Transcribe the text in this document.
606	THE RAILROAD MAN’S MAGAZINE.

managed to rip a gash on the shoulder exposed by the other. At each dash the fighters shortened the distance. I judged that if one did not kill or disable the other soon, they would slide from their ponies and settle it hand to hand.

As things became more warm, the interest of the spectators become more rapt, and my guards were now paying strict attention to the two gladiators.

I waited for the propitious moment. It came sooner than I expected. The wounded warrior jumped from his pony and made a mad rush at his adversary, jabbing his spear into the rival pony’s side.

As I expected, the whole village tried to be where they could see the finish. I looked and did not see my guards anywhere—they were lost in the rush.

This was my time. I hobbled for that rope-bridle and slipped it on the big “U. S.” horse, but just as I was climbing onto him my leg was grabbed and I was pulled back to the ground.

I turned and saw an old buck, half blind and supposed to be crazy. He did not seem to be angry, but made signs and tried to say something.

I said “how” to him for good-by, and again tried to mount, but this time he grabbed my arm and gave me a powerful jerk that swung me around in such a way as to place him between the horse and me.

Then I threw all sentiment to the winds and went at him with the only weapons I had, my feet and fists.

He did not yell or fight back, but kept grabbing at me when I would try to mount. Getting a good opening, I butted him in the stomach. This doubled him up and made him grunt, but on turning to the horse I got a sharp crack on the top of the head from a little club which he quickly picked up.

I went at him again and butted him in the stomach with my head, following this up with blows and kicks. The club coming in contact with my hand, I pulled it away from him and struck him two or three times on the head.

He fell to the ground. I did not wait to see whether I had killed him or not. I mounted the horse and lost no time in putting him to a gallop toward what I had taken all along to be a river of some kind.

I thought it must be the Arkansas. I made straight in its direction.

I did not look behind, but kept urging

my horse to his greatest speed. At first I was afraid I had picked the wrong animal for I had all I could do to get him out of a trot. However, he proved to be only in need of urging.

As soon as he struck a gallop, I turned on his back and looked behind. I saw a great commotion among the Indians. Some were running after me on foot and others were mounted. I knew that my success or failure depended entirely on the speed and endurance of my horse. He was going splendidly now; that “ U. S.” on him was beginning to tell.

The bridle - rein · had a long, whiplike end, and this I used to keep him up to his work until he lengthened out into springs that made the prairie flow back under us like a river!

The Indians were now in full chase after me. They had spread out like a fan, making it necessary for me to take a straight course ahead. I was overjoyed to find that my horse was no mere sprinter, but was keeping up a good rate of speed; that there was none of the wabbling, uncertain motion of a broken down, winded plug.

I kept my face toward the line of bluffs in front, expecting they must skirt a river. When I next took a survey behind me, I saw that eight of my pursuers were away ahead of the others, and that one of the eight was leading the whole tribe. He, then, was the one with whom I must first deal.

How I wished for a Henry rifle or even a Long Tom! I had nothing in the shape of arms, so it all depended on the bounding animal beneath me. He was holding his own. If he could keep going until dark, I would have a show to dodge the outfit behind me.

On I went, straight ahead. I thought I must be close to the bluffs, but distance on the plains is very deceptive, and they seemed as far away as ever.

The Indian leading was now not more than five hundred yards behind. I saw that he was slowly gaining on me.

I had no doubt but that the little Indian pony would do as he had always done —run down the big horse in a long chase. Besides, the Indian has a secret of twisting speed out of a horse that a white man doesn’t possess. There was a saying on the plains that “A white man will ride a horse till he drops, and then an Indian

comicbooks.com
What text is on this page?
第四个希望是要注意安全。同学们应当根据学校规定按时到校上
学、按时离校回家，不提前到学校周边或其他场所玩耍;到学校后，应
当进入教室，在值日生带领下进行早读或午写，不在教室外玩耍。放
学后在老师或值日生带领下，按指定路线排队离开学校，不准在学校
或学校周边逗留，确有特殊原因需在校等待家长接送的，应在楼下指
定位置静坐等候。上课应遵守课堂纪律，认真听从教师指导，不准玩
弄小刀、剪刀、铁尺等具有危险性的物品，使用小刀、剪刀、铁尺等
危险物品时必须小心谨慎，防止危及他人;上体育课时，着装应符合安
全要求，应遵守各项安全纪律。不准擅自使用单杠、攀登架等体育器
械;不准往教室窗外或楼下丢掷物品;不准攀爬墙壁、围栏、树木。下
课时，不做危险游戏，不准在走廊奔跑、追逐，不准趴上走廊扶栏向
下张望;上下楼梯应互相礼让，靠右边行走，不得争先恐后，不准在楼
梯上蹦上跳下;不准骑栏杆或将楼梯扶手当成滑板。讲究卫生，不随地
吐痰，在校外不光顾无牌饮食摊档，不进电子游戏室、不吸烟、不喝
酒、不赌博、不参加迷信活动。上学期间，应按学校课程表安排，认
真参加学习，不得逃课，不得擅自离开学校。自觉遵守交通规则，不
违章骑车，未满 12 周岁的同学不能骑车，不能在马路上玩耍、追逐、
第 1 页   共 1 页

## PROBLEM
Among the lines of the material, find those that hold the word "thought" and copy them.

## CORRECT RESPONSE
I thought it must be the Arkansas. I made straight in its direction.
On I went, straight ahead. I thought I must be close to the bluffs, but distance on the plains is very deceptive, and they seemed as far away as ever.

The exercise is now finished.